◆ INPUT RECORDS:
(begin)
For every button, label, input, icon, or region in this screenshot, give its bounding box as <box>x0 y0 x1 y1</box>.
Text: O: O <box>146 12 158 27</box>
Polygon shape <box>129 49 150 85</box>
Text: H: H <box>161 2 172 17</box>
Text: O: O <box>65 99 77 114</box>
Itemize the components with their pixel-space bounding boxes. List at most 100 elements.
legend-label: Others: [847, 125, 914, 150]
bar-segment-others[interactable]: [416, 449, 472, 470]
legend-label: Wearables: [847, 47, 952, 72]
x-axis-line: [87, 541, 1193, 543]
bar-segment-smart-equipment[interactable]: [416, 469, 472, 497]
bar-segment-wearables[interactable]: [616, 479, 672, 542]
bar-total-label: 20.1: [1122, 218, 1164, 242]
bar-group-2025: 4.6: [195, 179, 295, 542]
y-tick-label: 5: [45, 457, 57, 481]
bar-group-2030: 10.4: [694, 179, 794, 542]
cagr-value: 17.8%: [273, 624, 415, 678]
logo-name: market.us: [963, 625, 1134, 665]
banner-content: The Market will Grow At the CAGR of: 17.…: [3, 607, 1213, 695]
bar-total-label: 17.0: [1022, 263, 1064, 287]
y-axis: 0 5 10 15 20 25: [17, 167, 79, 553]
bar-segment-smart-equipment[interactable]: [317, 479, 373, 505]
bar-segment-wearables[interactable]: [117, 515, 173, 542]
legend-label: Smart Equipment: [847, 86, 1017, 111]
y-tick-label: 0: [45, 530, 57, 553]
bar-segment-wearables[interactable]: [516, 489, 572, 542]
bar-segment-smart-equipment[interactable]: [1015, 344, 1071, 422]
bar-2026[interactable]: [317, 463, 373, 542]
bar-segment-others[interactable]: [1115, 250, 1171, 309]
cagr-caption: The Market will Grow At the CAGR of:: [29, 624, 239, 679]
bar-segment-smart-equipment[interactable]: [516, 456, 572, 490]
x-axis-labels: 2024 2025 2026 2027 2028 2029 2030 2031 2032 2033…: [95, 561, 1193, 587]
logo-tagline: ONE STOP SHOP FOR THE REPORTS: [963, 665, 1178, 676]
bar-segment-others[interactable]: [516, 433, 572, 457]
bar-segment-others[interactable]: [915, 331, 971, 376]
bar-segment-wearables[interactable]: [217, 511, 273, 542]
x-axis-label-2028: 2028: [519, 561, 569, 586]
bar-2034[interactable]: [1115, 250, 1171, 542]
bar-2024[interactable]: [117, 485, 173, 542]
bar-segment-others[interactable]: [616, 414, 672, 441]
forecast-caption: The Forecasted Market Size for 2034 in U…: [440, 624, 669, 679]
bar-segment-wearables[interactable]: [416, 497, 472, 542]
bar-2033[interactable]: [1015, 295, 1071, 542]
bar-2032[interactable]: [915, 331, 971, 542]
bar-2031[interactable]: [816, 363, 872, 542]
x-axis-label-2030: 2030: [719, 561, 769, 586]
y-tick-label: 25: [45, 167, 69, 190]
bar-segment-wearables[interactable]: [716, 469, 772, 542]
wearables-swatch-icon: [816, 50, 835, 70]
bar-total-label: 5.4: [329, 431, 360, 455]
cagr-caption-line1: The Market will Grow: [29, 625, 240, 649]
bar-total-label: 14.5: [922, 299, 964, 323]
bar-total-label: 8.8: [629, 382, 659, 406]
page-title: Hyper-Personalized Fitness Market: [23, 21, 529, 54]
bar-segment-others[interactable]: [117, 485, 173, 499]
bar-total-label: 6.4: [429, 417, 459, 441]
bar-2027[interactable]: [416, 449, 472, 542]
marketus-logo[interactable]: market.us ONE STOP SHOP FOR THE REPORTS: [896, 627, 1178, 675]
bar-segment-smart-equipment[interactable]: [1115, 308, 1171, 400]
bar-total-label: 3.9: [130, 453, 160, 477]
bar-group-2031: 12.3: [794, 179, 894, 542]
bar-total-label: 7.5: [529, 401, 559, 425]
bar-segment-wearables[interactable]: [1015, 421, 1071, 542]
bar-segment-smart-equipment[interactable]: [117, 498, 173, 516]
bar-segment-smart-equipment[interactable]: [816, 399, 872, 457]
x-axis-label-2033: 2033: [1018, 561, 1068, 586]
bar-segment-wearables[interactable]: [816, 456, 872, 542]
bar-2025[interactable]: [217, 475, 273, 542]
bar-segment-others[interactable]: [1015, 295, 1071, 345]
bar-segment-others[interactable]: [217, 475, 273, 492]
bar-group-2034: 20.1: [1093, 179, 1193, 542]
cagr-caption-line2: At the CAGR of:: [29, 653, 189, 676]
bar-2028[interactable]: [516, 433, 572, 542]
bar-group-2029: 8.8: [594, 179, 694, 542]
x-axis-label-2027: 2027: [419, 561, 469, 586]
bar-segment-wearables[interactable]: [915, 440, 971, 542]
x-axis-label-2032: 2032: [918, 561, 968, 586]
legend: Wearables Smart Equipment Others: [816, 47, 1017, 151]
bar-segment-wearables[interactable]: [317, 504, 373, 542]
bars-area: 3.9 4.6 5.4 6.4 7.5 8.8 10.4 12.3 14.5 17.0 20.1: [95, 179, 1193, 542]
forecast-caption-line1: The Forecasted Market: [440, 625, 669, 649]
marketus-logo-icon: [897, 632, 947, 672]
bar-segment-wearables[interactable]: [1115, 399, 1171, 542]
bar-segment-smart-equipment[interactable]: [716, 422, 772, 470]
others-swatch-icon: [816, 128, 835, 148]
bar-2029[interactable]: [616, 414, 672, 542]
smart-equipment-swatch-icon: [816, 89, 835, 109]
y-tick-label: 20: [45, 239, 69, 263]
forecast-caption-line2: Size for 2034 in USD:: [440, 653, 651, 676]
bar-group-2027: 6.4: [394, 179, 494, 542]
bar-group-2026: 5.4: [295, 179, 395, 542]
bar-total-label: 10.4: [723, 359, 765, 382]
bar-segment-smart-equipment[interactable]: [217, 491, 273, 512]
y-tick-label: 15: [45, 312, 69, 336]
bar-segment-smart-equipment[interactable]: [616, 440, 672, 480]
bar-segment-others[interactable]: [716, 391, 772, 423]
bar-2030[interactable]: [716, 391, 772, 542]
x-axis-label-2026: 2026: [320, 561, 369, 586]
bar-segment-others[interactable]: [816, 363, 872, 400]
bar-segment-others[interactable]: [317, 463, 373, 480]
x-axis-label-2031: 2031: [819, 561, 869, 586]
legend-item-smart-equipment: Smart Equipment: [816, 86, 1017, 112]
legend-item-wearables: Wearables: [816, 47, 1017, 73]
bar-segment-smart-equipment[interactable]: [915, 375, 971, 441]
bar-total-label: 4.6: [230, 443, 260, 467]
(end)
◆ THE EXERCISE: Copy out all of the lines above without changing anything in them.

◆ CORRECT ANSWER:
For every button, label, input, icon, or region in this screenshot, give its bounding box as <box>x0 y0 x1 y1</box>.
Text: O: O <box>146 12 158 27</box>
Polygon shape <box>129 49 150 85</box>
Text: H: H <box>161 2 172 17</box>
Text: O: O <box>65 99 77 114</box>
Itemize the components with their pixel-space bounding boxes. List at most 100 elements.
legend-label: Others: [847, 125, 914, 150]
bar-segment-others[interactable]: [416, 449, 472, 470]
legend-label: Wearables: [847, 47, 952, 72]
x-axis-line: [87, 541, 1193, 543]
bar-segment-smart-equipment[interactable]: [416, 469, 472, 497]
bar-segment-wearables[interactable]: [616, 479, 672, 542]
bar-total-label: 20.1: [1122, 218, 1164, 242]
bar-group-2025: 4.6: [195, 179, 295, 542]
y-tick-label: 5: [45, 457, 57, 481]
bar-group-2030: 10.4: [694, 179, 794, 542]
cagr-value: 17.8%: [273, 624, 415, 678]
logo-name: market.us: [963, 625, 1134, 665]
banner-content: The Market will Grow At the CAGR of: 17.…: [3, 607, 1213, 695]
bar-total-label: 17.0: [1022, 263, 1064, 287]
y-axis: 0 5 10 15 20 25: [17, 167, 79, 553]
bar-segment-smart-equipment[interactable]: [317, 479, 373, 505]
bar-segment-wearables[interactable]: [117, 515, 173, 542]
legend-label: Smart Equipment: [847, 86, 1017, 111]
y-tick-label: 0: [45, 530, 57, 553]
bar-segment-wearables[interactable]: [516, 489, 572, 542]
bar-segment-smart-equipment[interactable]: [1015, 344, 1071, 422]
bar-2026[interactable]: [317, 463, 373, 542]
bar-segment-others[interactable]: [1115, 250, 1171, 309]
cagr-caption: The Market will Grow At the CAGR of:: [29, 624, 239, 679]
bar-segment-smart-equipment[interactable]: [516, 456, 572, 490]
x-axis-labels: 2024 2025 2026 2027 2028 2029 2030 2031 2032 2033…: [95, 561, 1193, 587]
logo-tagline: ONE STOP SHOP FOR THE REPORTS: [963, 665, 1178, 676]
bar-segment-others[interactable]: [516, 433, 572, 457]
bar-segment-others[interactable]: [915, 331, 971, 376]
bar-segment-wearables[interactable]: [217, 511, 273, 542]
x-axis-label-2028: 2028: [519, 561, 569, 586]
bar-2034[interactable]: [1115, 250, 1171, 542]
bar-2024[interactable]: [117, 485, 173, 542]
bar-segment-others[interactable]: [616, 414, 672, 441]
forecast-caption: The Forecasted Market Size for 2034 in U…: [440, 624, 669, 679]
bar-segment-wearables[interactable]: [416, 497, 472, 542]
bar-2033[interactable]: [1015, 295, 1071, 542]
bar-2032[interactable]: [915, 331, 971, 542]
bar-2031[interactable]: [816, 363, 872, 542]
x-axis-label-2030: 2030: [719, 561, 769, 586]
y-tick-label: 25: [45, 167, 69, 190]
bar-segment-wearables[interactable]: [716, 469, 772, 542]
wearables-swatch-icon: [816, 50, 835, 70]
bar-total-label: 5.4: [329, 431, 360, 455]
cagr-caption-line1: The Market will Grow: [29, 625, 240, 649]
bar-total-label: 14.5: [922, 299, 964, 323]
bar-total-label: 8.8: [629, 382, 659, 406]
page-title: Hyper-Personalized Fitness Market: [23, 21, 529, 54]
bar-segment-others[interactable]: [117, 485, 173, 499]
bar-total-label: 6.4: [429, 417, 459, 441]
bar-2027[interactable]: [416, 449, 472, 542]
marketus-logo[interactable]: market.us ONE STOP SHOP FOR THE REPORTS: [896, 627, 1178, 675]
bar-segment-smart-equipment[interactable]: [1115, 308, 1171, 400]
bar-total-label: 3.9: [130, 453, 160, 477]
bar-group-2031: 12.3: [794, 179, 894, 542]
bar-total-label: 7.5: [529, 401, 559, 425]
bar-segment-wearables[interactable]: [1015, 421, 1071, 542]
bar-segment-smart-equipment[interactable]: [117, 498, 173, 516]
bar-segment-smart-equipment[interactable]: [816, 399, 872, 457]
x-axis-label-2033: 2033: [1018, 561, 1068, 586]
bar-segment-wearables[interactable]: [816, 456, 872, 542]
bar-2025[interactable]: [217, 475, 273, 542]
bar-segment-others[interactable]: [1015, 295, 1071, 345]
bar-segment-others[interactable]: [217, 475, 273, 492]
bar-group-2034: 20.1: [1093, 179, 1193, 542]
cagr-caption-line2: At the CAGR of:: [29, 653, 189, 676]
bar-2028[interactable]: [516, 433, 572, 542]
bar-group-2029: 8.8: [594, 179, 694, 542]
x-axis-label-2027: 2027: [419, 561, 469, 586]
bar-segment-wearables[interactable]: [915, 440, 971, 542]
x-axis-label-2032: 2032: [918, 561, 968, 586]
legend: Wearables Smart Equipment Others: [816, 47, 1017, 151]
bar-segment-wearables[interactable]: [317, 504, 373, 542]
bars-area: 3.9 4.6 5.4 6.4 7.5 8.8 10.4 12.3 14.5 17.0 20.1: [95, 179, 1193, 542]
forecast-caption-line1: The Forecasted Market: [440, 625, 669, 649]
marketus-logo-icon: [897, 632, 947, 672]
bar-segment-wearables[interactable]: [1115, 399, 1171, 542]
bar-segment-smart-equipment[interactable]: [716, 422, 772, 470]
others-swatch-icon: [816, 128, 835, 148]
bar-2029[interactable]: [616, 414, 672, 542]
smart-equipment-swatch-icon: [816, 89, 835, 109]
y-tick-label: 20: [45, 239, 69, 263]
forecast-caption-line2: Size for 2034 in USD:: [440, 653, 651, 676]
bar-group-2027: 6.4: [394, 179, 494, 542]
bar-group-2026: 5.4: [295, 179, 395, 542]
bar-total-label: 10.4: [723, 359, 765, 382]
bar-segment-smart-equipment[interactable]: [217, 491, 273, 512]
y-tick-label: 15: [45, 312, 69, 336]
bar-segment-smart-equipment[interactable]: [616, 440, 672, 480]
bar-segment-others[interactable]: [716, 391, 772, 423]
bar-2030[interactable]: [716, 391, 772, 542]
x-axis-label-2026: 2026: [320, 561, 369, 586]
bar-segment-others[interactable]: [816, 363, 872, 400]
bar-segment-others[interactable]: [317, 463, 373, 480]
x-axis-label-2031: 2031: [819, 561, 869, 586]
legend-item-smart-equipment: Smart Equipment: [816, 86, 1017, 112]
legend-item-wearables: Wearables: [816, 47, 1017, 73]
bar-segment-smart-equipment[interactable]: [915, 375, 971, 441]
bar-total-label: 4.6: [230, 443, 260, 467]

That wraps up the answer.